**Dataset records**

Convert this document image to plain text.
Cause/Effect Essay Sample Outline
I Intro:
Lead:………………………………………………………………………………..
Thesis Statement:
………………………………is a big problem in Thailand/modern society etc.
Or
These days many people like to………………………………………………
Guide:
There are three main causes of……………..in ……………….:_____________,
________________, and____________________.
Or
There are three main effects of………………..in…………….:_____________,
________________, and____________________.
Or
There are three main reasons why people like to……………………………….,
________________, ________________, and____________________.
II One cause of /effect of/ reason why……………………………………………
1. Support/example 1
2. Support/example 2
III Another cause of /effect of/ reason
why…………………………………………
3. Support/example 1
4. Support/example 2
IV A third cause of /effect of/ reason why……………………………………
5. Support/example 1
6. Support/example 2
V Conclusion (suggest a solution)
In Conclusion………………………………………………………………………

**Aim of the task**
Copy all lines from the material that hold "There".

**Exercise response**
There are three main causes of……………..in ……………….:_____________,
There are three main effects of………………..in…………….:_____________,
There are three main reasons why people like to……………………………….,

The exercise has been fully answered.